### DIRECTIONS FOR THIS TASK:
Retype each record shown below, leaving every character as it is.

### DATA ENTRIES:
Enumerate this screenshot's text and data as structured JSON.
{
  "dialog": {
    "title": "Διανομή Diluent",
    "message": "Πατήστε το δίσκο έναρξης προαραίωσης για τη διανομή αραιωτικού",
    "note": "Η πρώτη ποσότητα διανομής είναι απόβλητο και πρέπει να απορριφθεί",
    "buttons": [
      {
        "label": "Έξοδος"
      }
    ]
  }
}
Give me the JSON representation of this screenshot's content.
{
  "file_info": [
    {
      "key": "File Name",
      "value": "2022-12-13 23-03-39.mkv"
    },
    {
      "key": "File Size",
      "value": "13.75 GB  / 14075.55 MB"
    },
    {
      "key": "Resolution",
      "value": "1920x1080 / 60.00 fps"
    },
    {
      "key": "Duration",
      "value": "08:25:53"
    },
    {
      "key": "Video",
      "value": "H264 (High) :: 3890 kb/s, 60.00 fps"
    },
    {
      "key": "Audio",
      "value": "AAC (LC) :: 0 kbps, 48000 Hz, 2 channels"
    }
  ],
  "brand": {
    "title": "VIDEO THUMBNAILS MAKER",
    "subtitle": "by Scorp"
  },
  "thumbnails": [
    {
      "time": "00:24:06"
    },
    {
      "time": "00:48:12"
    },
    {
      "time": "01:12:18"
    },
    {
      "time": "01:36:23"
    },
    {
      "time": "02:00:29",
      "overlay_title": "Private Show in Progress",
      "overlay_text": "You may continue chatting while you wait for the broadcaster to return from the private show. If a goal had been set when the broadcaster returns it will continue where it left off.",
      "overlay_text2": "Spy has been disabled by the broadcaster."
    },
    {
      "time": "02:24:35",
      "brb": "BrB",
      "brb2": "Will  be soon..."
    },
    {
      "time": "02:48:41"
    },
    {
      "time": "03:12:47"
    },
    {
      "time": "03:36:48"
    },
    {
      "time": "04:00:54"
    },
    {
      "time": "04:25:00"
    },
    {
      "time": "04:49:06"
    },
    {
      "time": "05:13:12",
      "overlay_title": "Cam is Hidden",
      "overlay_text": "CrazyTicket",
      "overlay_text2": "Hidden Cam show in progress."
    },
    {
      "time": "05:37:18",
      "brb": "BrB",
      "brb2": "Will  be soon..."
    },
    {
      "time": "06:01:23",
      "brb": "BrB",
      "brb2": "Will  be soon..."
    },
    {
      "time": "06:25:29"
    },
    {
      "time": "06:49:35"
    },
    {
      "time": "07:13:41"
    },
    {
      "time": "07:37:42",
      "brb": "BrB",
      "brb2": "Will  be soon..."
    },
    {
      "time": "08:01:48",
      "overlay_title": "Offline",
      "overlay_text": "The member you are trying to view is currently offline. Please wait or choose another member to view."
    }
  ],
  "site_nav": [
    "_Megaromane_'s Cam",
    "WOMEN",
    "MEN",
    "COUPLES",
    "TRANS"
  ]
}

### OUTPUT OF THE TASK:
Enumerate this screenshot's text and data as structured JSON.
{
  "dialog": {
    "title": "Διανομή Diluent",
    "message": "Πατήστε το δίσκο έναρξης προαραίωσης για τη διανομή αραιωτικού",
    "note": "Η πρώτη ποσότητα διανομής είναι απόβλητο και πρέπει να απορριφθεί",
    "buttons": [
      {
        "label": "Έξοδος"
      }
    ]
  }
}
Give me the JSON representation of this screenshot's content.
{
  "file_info": [
    {
      "key": "File Name",
      "value": "2022-12-13 23-03-39.mkv"
    },
    {
      "key": "File Size",
      "value": "13.75 GB  / 14075.55 MB"
    },
    {
      "key": "Resolution",
      "value": "1920x1080 / 60.00 fps"
    },
    {
      "key": "Duration",
      "value": "08:25:53"
    },
    {
      "key": "Video",
      "value": "H264 (High) :: 3890 kb/s, 60.00 fps"
    },
    {
      "key": "Audio",
      "value": "AAC (LC) :: 0 kbps, 48000 Hz, 2 channels"
    }
  ],
  "brand": {
    "title": "VIDEO THUMBNAILS MAKER",
    "subtitle": "by Scorp"
  },
  "thumbnails": [
    {
      "time": "00:24:06"
    },
    {
      "time": "00:48:12"
    },
    {
      "time": "01:12:18"
    },
    {
      "time": "01:36:23"
    },
    {
      "time": "02:00:29",
      "overlay_title": "Private Show in Progress",
      "overlay_text": "You may continue chatting while you wait for the broadcaster to return from the private show. If a goal had been set when the broadcaster returns it will continue where it left off.",
      "overlay_text2": "Spy has been disabled by the broadcaster."
    },
    {
      "time": "02:24:35",
      "brb": "BrB",
      "brb2": "Will  be soon..."
    },
    {
      "time": "02:48:41"
    },
    {
      "time": "03:12:47"
    },
    {
      "time": "03:36:48"
    },
    {
      "time": "04:00:54"
    },
    {
      "time": "04:25:00"
    },
    {
      "time": "04:49:06"
    },
    {
      "time": "05:13:12",
      "overlay_title": "Cam is Hidden",
      "overlay_text": "CrazyTicket",
      "overlay_text2": "Hidden Cam show in progress."
    },
    {
      "time": "05:37:18",
      "brb": "BrB",
      "brb2": "Will  be soon..."
    },
    {
      "time": "06:01:23",
      "brb": "BrB",
      "brb2": "Will  be soon..."
    },
    {
      "time": "06:25:29"
    },
    {
      "time": "06:49:35"
    },
    {
      "time": "07:13:41"
    },
    {
      "time": "07:37:42",
      "brb": "BrB",
      "brb2": "Will  be soon..."
    },
    {
      "time": "08:01:48",
      "overlay_title": "Offline",
      "overlay_text": "The member you are trying to view is currently offline. Please wait or choose another member to view."
    }
  ],
  "site_nav": [
    "_Megaromane_'s Cam",
    "WOMEN",
    "MEN",
    "COUPLES",
    "TRANS"
  ]
}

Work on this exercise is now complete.